(Text block):
Heifer with a heart
By Byron Crawford from March 2014 Issue
Credit: Melissa Warp
Calf survives against the odds, later becoming a cow that lives up to her namesake
Someone could write a wonderful children's book about "Miss Helen, the blind cow." All I can do is tell you about her heart.
One sweltering summer day in 2000, David Feldman of Garrard County found a baby calf only a few days old, lying in the weeds, either too weak or too afraid to move. Her mother had left her and was cooling off with other cows in a pond some distance away.
This calf had been born blind in both eyes.
She was of undistinguished Angus stock and black, except for a small band of almost white hair on her side that, to Feldman, resembled the irregular outline of a heart.
Many farmers who own sizeable herds of beef cattle might have allowed nature to take its course and left the helpless calf to die. But David, whose herd numbers about 100, cradled the baby calf in his arms and took her home to a stall in the horse barn, where he and his wife, Cindy, and daughter, Brandy, began bottle-feeding the animal that was to become a part of their family.
They named her Miss Helen in memory of Helen Keller, the renowned American author and lecturer who was both blind and deaf.
The Feldmans' Miss Helen was soon grazing in her own half-acre lot near the barn, where she quickly learned to find her way through the gate into a second pasture—and to the barn, water, and feed troughs, and elsewhere, as though she could see.
In the 13 years since she came to live with the Feldmans, her accidents have been mostly harmless brushes with gateposts or trees. She did step on one of her newborn calves a few years ago and broke one of its back legs, but the leg was placed in a cast, and soon the calf was romping in the pasture again.

(The data):
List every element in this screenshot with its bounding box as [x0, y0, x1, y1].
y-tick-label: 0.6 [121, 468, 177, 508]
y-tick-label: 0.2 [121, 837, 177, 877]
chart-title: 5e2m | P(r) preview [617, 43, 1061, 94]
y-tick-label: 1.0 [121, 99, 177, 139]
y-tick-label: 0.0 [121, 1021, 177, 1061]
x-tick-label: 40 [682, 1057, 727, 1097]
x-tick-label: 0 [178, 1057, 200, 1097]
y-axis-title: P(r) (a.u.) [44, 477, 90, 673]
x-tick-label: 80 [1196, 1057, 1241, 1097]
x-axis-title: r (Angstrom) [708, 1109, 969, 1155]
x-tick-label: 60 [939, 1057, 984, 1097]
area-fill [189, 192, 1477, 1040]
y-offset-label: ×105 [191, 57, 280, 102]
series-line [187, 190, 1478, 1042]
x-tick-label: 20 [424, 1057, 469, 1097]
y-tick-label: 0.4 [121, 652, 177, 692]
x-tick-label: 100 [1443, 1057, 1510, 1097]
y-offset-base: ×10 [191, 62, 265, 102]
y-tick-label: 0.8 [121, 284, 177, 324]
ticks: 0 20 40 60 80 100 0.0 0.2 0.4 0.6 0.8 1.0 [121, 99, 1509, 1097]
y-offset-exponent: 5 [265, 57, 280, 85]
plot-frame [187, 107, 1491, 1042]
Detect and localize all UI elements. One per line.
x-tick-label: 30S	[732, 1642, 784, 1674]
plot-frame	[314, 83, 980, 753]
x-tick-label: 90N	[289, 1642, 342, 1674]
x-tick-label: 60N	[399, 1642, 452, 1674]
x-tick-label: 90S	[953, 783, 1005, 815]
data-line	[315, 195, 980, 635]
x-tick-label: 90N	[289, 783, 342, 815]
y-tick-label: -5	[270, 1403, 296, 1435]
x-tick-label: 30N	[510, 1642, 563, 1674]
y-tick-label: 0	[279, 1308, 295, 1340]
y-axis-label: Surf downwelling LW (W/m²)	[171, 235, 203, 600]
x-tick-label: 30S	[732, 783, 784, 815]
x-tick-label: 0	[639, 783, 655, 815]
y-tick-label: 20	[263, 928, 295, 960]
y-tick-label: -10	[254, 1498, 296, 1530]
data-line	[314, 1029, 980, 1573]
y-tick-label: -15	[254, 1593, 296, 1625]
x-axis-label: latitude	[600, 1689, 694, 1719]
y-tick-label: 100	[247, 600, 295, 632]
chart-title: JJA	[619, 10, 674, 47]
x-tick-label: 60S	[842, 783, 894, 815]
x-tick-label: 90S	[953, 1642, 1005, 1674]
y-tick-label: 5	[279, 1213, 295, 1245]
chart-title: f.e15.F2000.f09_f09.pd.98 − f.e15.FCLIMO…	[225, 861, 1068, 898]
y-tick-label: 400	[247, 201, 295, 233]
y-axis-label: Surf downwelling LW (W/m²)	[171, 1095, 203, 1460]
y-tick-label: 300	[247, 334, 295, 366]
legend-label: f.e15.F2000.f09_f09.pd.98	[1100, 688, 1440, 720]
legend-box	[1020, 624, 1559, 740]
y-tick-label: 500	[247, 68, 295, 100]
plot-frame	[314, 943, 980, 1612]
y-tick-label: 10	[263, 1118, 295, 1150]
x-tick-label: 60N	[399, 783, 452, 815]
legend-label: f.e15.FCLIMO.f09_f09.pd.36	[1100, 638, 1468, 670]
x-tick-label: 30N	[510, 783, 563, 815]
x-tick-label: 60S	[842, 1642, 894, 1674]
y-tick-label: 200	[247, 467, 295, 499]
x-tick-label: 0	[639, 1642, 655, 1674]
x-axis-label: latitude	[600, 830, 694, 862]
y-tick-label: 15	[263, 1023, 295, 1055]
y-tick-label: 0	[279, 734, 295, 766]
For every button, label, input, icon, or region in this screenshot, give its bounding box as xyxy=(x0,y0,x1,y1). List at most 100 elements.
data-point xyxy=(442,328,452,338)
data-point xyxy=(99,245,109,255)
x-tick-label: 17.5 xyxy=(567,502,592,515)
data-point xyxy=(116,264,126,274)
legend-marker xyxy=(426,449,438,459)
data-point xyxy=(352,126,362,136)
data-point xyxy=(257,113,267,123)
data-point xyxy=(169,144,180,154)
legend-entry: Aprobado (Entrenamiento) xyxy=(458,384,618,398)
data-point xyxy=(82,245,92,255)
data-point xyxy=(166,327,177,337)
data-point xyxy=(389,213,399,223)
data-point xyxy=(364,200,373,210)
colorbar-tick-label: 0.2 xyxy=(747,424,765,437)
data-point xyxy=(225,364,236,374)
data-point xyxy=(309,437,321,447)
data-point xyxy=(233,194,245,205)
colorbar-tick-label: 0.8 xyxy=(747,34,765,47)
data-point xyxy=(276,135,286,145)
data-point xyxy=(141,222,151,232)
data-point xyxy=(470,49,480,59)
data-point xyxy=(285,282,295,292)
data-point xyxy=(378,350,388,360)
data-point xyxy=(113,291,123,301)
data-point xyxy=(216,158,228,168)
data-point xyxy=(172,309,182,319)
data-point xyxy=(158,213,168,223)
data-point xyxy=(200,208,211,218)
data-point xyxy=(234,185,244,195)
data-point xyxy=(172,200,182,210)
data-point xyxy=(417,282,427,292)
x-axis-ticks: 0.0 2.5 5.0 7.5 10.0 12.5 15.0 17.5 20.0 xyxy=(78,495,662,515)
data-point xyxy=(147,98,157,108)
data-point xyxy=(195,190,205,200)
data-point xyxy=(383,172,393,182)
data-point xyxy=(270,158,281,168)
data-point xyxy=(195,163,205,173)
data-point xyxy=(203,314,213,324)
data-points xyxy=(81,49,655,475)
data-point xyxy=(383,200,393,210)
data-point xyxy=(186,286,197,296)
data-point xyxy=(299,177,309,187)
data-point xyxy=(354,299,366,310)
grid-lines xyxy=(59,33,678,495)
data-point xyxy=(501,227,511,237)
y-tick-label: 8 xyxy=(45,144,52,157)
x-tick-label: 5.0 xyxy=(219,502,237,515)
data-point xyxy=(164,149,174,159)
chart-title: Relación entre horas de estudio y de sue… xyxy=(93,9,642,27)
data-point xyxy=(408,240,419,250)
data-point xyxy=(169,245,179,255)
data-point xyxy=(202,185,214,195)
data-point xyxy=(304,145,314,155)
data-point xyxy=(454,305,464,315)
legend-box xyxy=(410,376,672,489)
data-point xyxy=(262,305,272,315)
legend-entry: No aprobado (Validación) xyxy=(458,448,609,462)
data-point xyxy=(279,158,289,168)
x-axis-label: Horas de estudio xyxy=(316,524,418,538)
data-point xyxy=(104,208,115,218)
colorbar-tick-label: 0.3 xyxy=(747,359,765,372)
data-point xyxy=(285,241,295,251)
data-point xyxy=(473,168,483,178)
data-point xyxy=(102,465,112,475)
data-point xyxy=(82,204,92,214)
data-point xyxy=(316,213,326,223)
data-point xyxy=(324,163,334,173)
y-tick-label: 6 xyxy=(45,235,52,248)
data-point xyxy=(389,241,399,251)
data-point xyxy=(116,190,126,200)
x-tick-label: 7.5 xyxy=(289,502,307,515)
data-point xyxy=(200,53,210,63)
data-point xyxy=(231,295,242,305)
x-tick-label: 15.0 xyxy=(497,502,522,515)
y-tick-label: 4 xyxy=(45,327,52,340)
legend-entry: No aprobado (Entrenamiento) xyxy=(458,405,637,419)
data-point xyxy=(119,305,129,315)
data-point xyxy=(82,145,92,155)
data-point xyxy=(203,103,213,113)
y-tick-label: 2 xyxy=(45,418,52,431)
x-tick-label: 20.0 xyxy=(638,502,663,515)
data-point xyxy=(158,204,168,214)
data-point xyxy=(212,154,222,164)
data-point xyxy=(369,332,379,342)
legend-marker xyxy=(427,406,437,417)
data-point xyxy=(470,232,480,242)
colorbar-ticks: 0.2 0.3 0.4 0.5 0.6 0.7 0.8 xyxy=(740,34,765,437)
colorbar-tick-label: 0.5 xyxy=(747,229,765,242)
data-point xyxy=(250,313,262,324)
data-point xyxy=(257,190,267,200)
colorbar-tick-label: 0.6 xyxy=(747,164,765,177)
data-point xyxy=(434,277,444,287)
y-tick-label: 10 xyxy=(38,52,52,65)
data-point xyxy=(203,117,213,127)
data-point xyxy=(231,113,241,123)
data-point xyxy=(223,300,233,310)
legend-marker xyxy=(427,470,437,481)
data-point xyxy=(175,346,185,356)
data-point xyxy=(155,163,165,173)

(Work task):
In the article about Miss Helen, the blind cow, what is the Spanish translation of the sentence "This calf had been born blind in both eyes."?

(Solution to this exercise):
Esta ternera había nacido ciega de ambos ojos.